### MATERIAL FOR THE TASK
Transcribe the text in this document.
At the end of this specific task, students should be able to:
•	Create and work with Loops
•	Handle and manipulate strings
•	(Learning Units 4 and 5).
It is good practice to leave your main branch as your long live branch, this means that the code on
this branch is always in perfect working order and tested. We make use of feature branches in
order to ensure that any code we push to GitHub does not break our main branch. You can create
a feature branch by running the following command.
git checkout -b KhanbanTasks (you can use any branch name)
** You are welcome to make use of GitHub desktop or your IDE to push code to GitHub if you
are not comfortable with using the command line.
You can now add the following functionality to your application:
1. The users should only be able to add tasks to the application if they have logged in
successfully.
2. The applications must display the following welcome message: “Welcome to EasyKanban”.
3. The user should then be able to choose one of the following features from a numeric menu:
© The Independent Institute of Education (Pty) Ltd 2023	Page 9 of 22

### STATED TASK
Identify the lines above that contain the word "following", then copy them.

### EXERCISE RESPONSE
a feature branch by running the following command.
You can now add the following functionality to your application:
2. The applications must display the following welcome message: “Welcome to EasyKanban”.
3. The user should then be able to choose one of the following features from a numeric menu:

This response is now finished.